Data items
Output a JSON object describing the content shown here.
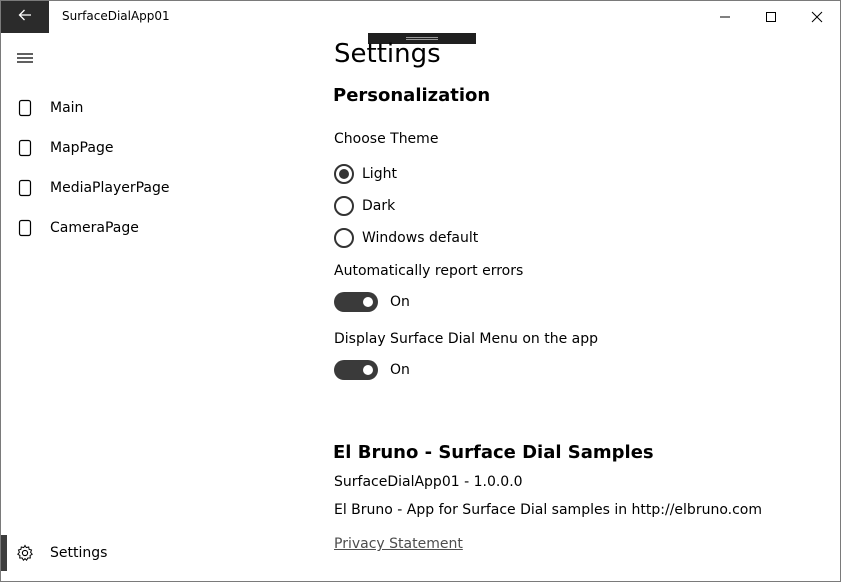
{
  "titlebar": {
    "app_title": "SurfaceDialApp01"
  },
  "nav": {
    "items": [
      {
        "label": "Main",
        "icon": "page-icon"
      },
      {
        "label": "MapPage",
        "icon": "page-icon"
      },
      {
        "label": "MediaPlayerPage",
        "icon": "page-icon"
      },
      {
        "label": "CameraPage",
        "icon": "page-icon"
      }
    ],
    "settings_label": "Settings",
    "settings_icon": "gear-icon"
  },
  "page": {
    "title": "Settings",
    "personalization_header": "Personalization",
    "choose_theme_label": "Choose Theme",
    "theme_options": [
      {
        "label": "Light",
        "selected": true
      },
      {
        "label": "Dark",
        "selected": false
      },
      {
        "label": "Windows default",
        "selected": false
      }
    ],
    "report_errors_label": "Automatically report errors",
    "report_errors_state": "On",
    "dial_menu_label": "Display Surface Dial Menu on the app",
    "dial_menu_state": "On",
    "about_header": "El Bruno - Surface Dial Samples",
    "version_text": "SurfaceDialApp01 - 1.0.0.0",
    "description_text": "El Bruno - App for Surface Dial samples in http://elbruno.com",
    "privacy_link": "Privacy Statement"
  },
  "colors": {
    "back_button_bg": "#2b2b2b",
    "toggle_on": "#3a3a3a",
    "selection_bar": "#3d3d3d"
  }
}
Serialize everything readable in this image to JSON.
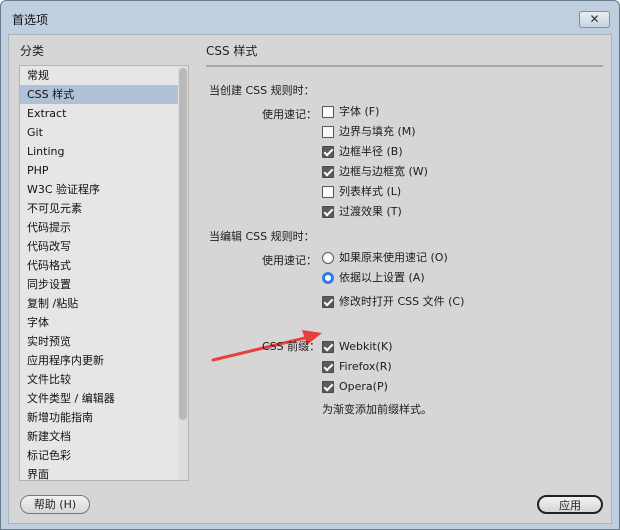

* _Exercise brief_: Keep every word of the data as it is when you write it out, but drop the pictures.

* _Response to this task_:
Output a JSON object describing the content shown here.
{
  "titlebar": {
    "app_title": "SurfaceDialApp01"
  },
  "nav": {
    "items": [
      {
        "label": "Main",
        "icon": "page-icon"
      },
      {
        "label": "MapPage",
        "icon": "page-icon"
      },
      {
        "label": "MediaPlayerPage",
        "icon": "page-icon"
      },
      {
        "label": "CameraPage",
        "icon": "page-icon"
      }
    ],
    "settings_label": "Settings",
    "settings_icon": "gear-icon"
  },
  "page": {
    "title": "Settings",
    "personalization_header": "Personalization",
    "choose_theme_label": "Choose Theme",
    "theme_options": [
      {
        "label": "Light",
        "selected": true
      },
      {
        "label": "Dark",
        "selected": false
      },
      {
        "label": "Windows default",
        "selected": false
      }
    ],
    "report_errors_label": "Automatically report errors",
    "report_errors_state": "On",
    "dial_menu_label": "Display Surface Dial Menu on the app",
    "dial_menu_state": "On",
    "about_header": "El Bruno - Surface Dial Samples",
    "version_text": "SurfaceDialApp01 - 1.0.0.0",
    "description_text": "El Bruno - App for Surface Dial samples in http://elbruno.com",
    "privacy_link": "Privacy Statement"
  },
  "colors": {
    "back_button_bg": "#2b2b2b",
    "toggle_on": "#3a3a3a",
    "selection_bar": "#3d3d3d"
  }
}
Serialize everything readable in this image to JSON.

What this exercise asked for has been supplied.